===== SUPPLIED RECORDS =====

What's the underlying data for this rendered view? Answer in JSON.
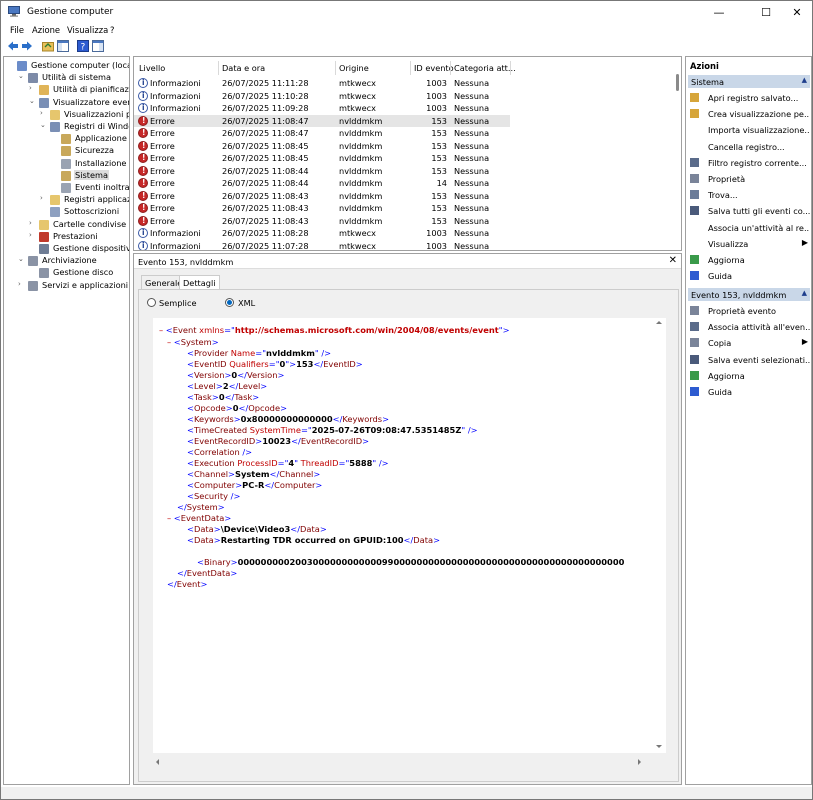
{
  "window": {
    "title": "Gestione computer",
    "minimize": "—",
    "maximize": "☐",
    "close": "✕"
  },
  "menu": [
    "File",
    "Azione",
    "Visualizza",
    "?"
  ],
  "tree": [
    {
      "label": "Gestione computer (locale)",
      "level": 0,
      "exp": "",
      "icon": "#6b8cc9"
    },
    {
      "label": "Utilità di sistema",
      "level": 1,
      "exp": "⌄",
      "icon": "#7d8ba8"
    },
    {
      "label": "Utilità di pianificazione",
      "level": 2,
      "exp": "›",
      "icon": "#e0b458"
    },
    {
      "label": "Visualizzatore eventi",
      "level": 2,
      "exp": "⌄",
      "icon": "#7a8fb5"
    },
    {
      "label": "Visualizzazioni perso",
      "level": 3,
      "exp": "›",
      "icon": "#e6c66d"
    },
    {
      "label": "Registri di Windows",
      "level": 3,
      "exp": "⌄",
      "icon": "#7a8fb5"
    },
    {
      "label": "Applicazione",
      "level": 4,
      "exp": "",
      "icon": "#c8a85b"
    },
    {
      "label": "Sicurezza",
      "level": 4,
      "exp": "",
      "icon": "#c8a85b"
    },
    {
      "label": "Installazione",
      "level": 4,
      "exp": "",
      "icon": "#9aa3b2"
    },
    {
      "label": "Sistema",
      "level": 4,
      "exp": "",
      "icon": "#c8a85b",
      "selected": true
    },
    {
      "label": "Eventi inoltrati",
      "level": 4,
      "exp": "",
      "icon": "#9aa3b2"
    },
    {
      "label": "Registri applicazioni",
      "level": 3,
      "exp": "›",
      "icon": "#e6c66d"
    },
    {
      "label": "Sottoscrizioni",
      "level": 3,
      "exp": "",
      "icon": "#8ea0c0"
    },
    {
      "label": "Cartelle condivise",
      "level": 2,
      "exp": "›",
      "icon": "#e6c66d"
    },
    {
      "label": "Prestazioni",
      "level": 2,
      "exp": "›",
      "icon": "#c0392b"
    },
    {
      "label": "Gestione dispositivi",
      "level": 2,
      "exp": "",
      "icon": "#6f7d95"
    },
    {
      "label": "Archiviazione",
      "level": 1,
      "exp": "⌄",
      "icon": "#8a93a5"
    },
    {
      "label": "Gestione disco",
      "level": 2,
      "exp": "",
      "icon": "#8a93a5"
    },
    {
      "label": "Servizi e applicazioni",
      "level": 1,
      "exp": "›",
      "icon": "#8a93a5"
    }
  ],
  "list": {
    "columns": [
      "Livello",
      "Data e ora",
      "Origine",
      "ID evento",
      "Categoria att..."
    ],
    "rows": [
      {
        "level": "Informazioni",
        "type": "info",
        "date": "26/07/2025 11:11:28",
        "source": "mtkwecx",
        "id": "1003",
        "cat": "Nessuna"
      },
      {
        "level": "Informazioni",
        "type": "info",
        "date": "26/07/2025 11:10:28",
        "source": "mtkwecx",
        "id": "1003",
        "cat": "Nessuna"
      },
      {
        "level": "Informazioni",
        "type": "info",
        "date": "26/07/2025 11:09:28",
        "source": "mtkwecx",
        "id": "1003",
        "cat": "Nessuna"
      },
      {
        "level": "Errore",
        "type": "err",
        "date": "26/07/2025 11:08:47",
        "source": "nvlddmkm",
        "id": "153",
        "cat": "Nessuna",
        "selected": true
      },
      {
        "level": "Errore",
        "type": "err",
        "date": "26/07/2025 11:08:47",
        "source": "nvlddmkm",
        "id": "153",
        "cat": "Nessuna"
      },
      {
        "level": "Errore",
        "type": "err",
        "date": "26/07/2025 11:08:45",
        "source": "nvlddmkm",
        "id": "153",
        "cat": "Nessuna"
      },
      {
        "level": "Errore",
        "type": "err",
        "date": "26/07/2025 11:08:45",
        "source": "nvlddmkm",
        "id": "153",
        "cat": "Nessuna"
      },
      {
        "level": "Errore",
        "type": "err",
        "date": "26/07/2025 11:08:44",
        "source": "nvlddmkm",
        "id": "153",
        "cat": "Nessuna"
      },
      {
        "level": "Errore",
        "type": "err",
        "date": "26/07/2025 11:08:44",
        "source": "nvlddmkm",
        "id": "14",
        "cat": "Nessuna"
      },
      {
        "level": "Errore",
        "type": "err",
        "date": "26/07/2025 11:08:43",
        "source": "nvlddmkm",
        "id": "153",
        "cat": "Nessuna"
      },
      {
        "level": "Errore",
        "type": "err",
        "date": "26/07/2025 11:08:43",
        "source": "nvlddmkm",
        "id": "153",
        "cat": "Nessuna"
      },
      {
        "level": "Errore",
        "type": "err",
        "date": "26/07/2025 11:08:43",
        "source": "nvlddmkm",
        "id": "153",
        "cat": "Nessuna"
      },
      {
        "level": "Informazioni",
        "type": "info",
        "date": "26/07/2025 11:08:28",
        "source": "mtkwecx",
        "id": "1003",
        "cat": "Nessuna"
      },
      {
        "level": "Informazioni",
        "type": "info",
        "date": "26/07/2025 11:07:28",
        "source": "mtkwecx",
        "id": "1003",
        "cat": "Nessuna"
      }
    ]
  },
  "detail": {
    "title": "Evento 153, nvlddmkm",
    "close": "✕",
    "tabs": [
      "Generale",
      "Dettagli"
    ],
    "radio_simple": "Semplice",
    "radio_xml": "XML"
  },
  "xml": {
    "ev_open": "Event",
    "ev_attr": "xmlns",
    "ev_val": "http://schemas.microsoft.com/win/2004/08/events/event",
    "system": "System",
    "provider_tag": "Provider",
    "provider_attr": "Name",
    "provider_val": "nvlddmkm",
    "eventid_tag": "EventID",
    "eventid_attr": "Qualifiers",
    "eventid_q": "0",
    "eventid_val": "153",
    "version_tag": "Version",
    "version_val": "0",
    "level_tag": "Level",
    "level_val": "2",
    "task_tag": "Task",
    "task_val": "0",
    "opcode_tag": "Opcode",
    "opcode_val": "0",
    "keywords_tag": "Keywords",
    "keywords_val": "0x80000000000000",
    "tc_tag": "TimeCreated",
    "tc_attr": "SystemTime",
    "tc_val": "2025-07-26T09:08:47.5351485Z",
    "erid_tag": "EventRecordID",
    "erid_val": "10023",
    "corr_tag": "Correlation",
    "exec_tag": "Execution",
    "exec_attr1": "ProcessID",
    "exec_val1": "4",
    "exec_attr2": "ThreadID",
    "exec_val2": "5888",
    "channel_tag": "Channel",
    "channel_val": "System",
    "computer_tag": "Computer",
    "computer_val": "PC-R",
    "security_tag": "Security",
    "eventdata": "EventData",
    "data_tag": "Data",
    "data1": "\\Device\\Video3",
    "data2": "Restarting TDR occurred on GPUID:100",
    "binary_tag": "Binary",
    "binary_val": "0000000002003000000000000990000000000000000000000000000000000000000"
  },
  "actions": {
    "header": "Azioni",
    "section1": "Sistema",
    "items1": [
      {
        "label": "Apri registro salvato...",
        "icon": "#d6a53a"
      },
      {
        "label": "Crea visualizzazione pe...",
        "icon": "#d6a53a"
      },
      {
        "label": "Importa visualizzazione...",
        "icon": ""
      },
      {
        "label": "Cancella registro...",
        "icon": ""
      },
      {
        "label": "Filtro registro corrente...",
        "icon": "#5a6b8a"
      },
      {
        "label": "Proprietà",
        "icon": "#7a8499"
      },
      {
        "label": "Trova...",
        "icon": "#6b7c99"
      },
      {
        "label": "Salva tutti gli eventi co...",
        "icon": "#4a5a7a"
      },
      {
        "label": "Associa un'attività al re...",
        "icon": ""
      },
      {
        "label": "Visualizza",
        "icon": "",
        "sub": "▶"
      },
      {
        "label": "Aggiorna",
        "icon": "#3a9a4a"
      },
      {
        "label": "Guida",
        "icon": "#2d5bd0"
      }
    ],
    "section2": "Evento 153, nvlddmkm",
    "items2": [
      {
        "label": "Proprietà evento",
        "icon": "#7a8499"
      },
      {
        "label": "Associa attività all'even...",
        "icon": "#5a6b8a"
      },
      {
        "label": "Copia",
        "icon": "#7a8499",
        "sub": "▶"
      },
      {
        "label": "Salva eventi selezionati...",
        "icon": "#4a5a7a"
      },
      {
        "label": "Aggiorna",
        "icon": "#3a9a4a"
      },
      {
        "label": "Guida",
        "icon": "#2d5bd0"
      }
    ]
  }
}
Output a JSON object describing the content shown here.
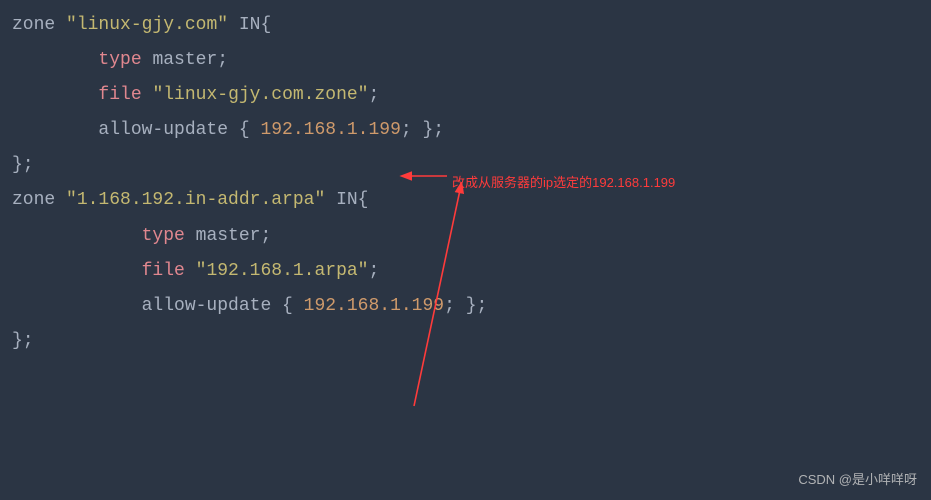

=====

→ DIRECTIONS FOR THIS TASK
In the material above, tally every line with the string "title" in it, then give that number alone.

→ RESULT BELOW
2